## Description of the task
Report how many lines in the entries below have the word "sulphate" in them, and give no other words.

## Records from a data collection
===============

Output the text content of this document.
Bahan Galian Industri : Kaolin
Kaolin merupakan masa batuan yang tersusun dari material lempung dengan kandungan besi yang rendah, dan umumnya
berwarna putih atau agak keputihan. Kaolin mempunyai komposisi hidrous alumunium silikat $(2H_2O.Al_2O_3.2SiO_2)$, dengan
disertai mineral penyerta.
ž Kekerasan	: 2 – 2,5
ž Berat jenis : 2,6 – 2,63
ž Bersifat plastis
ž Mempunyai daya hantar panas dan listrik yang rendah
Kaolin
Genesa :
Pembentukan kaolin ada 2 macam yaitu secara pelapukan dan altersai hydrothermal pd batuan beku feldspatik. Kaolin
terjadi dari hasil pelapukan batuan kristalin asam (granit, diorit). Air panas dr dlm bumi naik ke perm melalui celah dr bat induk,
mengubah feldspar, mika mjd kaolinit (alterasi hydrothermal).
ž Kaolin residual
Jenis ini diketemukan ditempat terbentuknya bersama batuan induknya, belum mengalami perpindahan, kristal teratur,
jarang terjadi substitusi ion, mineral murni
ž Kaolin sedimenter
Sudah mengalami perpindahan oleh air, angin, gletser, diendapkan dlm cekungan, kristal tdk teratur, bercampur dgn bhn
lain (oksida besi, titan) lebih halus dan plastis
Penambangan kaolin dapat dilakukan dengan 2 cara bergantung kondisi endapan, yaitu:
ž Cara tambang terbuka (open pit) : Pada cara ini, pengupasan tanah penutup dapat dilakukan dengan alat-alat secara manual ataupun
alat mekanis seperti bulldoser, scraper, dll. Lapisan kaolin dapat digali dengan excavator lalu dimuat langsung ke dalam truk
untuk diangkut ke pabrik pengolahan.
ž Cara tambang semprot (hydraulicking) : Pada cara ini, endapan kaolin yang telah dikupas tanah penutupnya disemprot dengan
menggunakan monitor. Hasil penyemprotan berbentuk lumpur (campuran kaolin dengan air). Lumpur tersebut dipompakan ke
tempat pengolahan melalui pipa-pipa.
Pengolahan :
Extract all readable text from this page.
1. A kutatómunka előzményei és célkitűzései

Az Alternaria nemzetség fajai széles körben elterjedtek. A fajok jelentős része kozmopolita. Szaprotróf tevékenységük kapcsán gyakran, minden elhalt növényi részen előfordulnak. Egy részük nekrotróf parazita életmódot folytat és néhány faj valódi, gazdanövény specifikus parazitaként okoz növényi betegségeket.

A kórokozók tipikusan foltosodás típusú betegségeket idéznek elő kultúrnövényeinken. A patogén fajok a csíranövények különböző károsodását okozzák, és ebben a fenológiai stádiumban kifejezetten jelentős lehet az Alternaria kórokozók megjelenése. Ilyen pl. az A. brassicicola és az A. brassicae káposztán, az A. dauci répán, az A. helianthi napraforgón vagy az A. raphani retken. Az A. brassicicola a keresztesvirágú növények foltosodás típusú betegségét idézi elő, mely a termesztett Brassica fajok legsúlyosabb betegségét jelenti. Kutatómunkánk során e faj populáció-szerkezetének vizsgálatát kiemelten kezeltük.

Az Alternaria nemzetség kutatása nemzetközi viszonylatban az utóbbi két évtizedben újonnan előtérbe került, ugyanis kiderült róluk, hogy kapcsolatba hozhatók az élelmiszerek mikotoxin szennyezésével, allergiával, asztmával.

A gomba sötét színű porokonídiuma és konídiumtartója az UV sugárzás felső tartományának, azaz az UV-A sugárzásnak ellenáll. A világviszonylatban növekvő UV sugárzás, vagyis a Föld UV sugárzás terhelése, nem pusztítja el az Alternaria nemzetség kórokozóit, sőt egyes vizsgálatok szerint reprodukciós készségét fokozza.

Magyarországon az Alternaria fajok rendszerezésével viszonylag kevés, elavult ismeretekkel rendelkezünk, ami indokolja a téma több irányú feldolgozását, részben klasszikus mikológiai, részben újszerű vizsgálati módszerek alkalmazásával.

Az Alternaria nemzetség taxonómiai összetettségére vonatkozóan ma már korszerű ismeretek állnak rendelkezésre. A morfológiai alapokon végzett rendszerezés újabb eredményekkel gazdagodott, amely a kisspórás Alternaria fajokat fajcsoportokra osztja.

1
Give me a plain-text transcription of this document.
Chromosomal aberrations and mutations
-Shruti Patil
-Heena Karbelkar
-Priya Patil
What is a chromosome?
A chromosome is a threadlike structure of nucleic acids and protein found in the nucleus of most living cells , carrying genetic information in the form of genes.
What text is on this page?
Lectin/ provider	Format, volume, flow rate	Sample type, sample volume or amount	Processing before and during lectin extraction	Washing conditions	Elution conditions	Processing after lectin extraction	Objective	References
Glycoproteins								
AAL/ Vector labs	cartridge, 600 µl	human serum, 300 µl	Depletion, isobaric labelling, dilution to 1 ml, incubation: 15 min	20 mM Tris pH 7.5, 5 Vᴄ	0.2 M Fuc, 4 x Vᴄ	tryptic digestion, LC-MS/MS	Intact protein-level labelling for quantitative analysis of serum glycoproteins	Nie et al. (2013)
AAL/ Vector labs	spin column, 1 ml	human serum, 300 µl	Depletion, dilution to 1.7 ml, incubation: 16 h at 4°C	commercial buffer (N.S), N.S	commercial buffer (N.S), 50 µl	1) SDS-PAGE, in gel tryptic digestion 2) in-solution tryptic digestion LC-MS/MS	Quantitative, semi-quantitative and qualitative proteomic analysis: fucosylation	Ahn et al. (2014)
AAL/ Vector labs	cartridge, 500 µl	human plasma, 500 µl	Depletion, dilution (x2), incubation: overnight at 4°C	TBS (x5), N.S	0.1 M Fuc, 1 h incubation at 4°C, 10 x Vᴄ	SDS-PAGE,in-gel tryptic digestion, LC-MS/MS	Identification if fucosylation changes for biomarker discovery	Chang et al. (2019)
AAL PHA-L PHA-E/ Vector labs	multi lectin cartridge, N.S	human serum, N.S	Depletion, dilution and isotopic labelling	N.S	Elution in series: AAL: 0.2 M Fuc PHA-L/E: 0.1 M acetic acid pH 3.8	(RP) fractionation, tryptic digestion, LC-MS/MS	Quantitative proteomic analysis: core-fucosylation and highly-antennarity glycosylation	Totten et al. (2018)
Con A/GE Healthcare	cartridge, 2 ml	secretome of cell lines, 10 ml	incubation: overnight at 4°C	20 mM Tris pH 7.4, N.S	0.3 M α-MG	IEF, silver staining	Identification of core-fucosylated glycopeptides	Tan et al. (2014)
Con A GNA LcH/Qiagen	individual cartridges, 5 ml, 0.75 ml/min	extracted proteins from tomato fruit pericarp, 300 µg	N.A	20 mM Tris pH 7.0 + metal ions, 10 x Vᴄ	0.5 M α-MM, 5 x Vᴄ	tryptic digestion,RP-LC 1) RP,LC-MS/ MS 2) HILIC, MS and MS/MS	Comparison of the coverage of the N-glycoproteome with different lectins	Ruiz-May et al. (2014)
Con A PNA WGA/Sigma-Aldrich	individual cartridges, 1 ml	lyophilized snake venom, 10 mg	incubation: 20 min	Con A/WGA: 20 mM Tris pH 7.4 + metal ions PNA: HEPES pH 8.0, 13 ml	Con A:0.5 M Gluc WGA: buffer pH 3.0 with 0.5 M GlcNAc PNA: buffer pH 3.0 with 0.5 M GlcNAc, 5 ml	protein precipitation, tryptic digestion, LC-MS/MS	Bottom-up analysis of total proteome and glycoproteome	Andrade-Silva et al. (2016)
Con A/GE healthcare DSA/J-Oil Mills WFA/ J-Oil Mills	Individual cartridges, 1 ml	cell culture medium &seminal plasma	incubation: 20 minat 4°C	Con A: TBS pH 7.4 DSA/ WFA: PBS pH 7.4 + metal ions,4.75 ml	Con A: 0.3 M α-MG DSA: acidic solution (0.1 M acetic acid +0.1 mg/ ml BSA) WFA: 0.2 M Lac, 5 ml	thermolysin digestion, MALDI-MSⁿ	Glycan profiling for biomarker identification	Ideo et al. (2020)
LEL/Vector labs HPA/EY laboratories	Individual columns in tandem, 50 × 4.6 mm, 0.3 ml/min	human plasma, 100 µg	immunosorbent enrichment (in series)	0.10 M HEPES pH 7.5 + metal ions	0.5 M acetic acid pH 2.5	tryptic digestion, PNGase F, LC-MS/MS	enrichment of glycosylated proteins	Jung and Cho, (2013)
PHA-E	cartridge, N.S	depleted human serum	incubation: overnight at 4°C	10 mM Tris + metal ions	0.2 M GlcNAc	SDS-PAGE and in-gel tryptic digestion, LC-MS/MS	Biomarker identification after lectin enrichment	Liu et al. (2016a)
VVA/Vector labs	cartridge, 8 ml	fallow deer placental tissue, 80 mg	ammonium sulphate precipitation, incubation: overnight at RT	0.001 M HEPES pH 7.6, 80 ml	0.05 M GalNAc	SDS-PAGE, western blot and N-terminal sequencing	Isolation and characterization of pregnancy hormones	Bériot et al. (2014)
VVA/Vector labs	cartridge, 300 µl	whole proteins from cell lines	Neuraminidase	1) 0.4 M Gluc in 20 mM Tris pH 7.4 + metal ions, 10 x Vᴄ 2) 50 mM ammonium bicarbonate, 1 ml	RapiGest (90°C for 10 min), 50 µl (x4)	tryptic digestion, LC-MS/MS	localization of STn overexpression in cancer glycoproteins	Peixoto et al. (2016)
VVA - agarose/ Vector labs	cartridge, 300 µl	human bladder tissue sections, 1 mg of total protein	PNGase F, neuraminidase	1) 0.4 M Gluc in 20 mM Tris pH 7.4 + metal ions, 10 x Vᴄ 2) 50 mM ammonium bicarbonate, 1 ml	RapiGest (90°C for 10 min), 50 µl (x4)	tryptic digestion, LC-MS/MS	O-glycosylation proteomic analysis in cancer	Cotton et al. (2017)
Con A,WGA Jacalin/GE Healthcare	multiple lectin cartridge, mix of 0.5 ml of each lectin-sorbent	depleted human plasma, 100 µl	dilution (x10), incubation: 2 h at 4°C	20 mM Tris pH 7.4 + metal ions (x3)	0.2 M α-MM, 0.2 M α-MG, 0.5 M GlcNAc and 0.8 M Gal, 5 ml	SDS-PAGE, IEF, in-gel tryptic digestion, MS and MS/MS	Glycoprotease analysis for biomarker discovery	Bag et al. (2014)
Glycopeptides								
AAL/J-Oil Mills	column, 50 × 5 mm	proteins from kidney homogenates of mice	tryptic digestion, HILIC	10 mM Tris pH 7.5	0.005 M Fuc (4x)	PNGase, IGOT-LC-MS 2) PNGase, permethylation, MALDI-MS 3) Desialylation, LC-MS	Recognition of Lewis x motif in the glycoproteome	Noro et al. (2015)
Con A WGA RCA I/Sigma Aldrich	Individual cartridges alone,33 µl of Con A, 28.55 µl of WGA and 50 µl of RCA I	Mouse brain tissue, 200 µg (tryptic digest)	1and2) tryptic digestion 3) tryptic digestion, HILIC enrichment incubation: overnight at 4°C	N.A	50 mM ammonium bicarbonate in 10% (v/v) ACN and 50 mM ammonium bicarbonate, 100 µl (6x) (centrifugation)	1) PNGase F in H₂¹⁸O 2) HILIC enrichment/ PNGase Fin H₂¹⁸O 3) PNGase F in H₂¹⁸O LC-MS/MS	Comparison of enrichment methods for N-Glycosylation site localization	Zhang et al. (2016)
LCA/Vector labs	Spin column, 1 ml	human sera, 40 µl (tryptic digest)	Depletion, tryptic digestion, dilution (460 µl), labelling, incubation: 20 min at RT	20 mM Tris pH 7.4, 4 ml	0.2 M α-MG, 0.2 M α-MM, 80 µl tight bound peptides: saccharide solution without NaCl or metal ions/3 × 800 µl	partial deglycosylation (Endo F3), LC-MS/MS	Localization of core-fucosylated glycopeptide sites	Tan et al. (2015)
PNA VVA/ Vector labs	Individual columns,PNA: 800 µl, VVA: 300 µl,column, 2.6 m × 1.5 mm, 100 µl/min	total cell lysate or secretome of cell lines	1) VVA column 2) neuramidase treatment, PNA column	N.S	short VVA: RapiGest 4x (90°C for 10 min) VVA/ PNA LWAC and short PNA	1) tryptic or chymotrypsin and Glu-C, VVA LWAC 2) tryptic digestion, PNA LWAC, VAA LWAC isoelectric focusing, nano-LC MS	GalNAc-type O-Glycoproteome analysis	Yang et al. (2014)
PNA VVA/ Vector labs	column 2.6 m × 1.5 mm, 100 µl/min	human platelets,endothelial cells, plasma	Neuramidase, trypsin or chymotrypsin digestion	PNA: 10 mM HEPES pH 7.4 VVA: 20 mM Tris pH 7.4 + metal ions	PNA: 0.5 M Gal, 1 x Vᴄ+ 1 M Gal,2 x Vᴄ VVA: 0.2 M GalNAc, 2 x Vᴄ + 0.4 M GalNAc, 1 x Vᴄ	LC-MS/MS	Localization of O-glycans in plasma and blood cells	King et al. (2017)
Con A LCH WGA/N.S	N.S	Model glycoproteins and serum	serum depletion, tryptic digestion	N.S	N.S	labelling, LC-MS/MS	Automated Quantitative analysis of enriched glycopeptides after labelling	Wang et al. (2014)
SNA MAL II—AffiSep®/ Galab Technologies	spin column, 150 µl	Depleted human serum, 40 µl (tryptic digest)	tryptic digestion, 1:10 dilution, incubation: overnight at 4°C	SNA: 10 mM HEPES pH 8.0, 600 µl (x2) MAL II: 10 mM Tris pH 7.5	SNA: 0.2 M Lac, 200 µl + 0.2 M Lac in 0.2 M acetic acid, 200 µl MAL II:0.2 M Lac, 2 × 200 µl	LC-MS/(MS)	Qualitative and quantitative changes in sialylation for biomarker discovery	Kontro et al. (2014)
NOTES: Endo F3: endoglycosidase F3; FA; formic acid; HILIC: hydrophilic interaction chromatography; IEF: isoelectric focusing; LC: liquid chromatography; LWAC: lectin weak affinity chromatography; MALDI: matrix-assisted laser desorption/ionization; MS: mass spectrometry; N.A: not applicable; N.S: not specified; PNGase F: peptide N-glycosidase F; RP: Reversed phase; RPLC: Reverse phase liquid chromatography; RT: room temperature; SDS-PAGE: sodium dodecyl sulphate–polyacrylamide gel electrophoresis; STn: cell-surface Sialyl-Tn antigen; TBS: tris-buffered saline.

===============

## Expected answer
2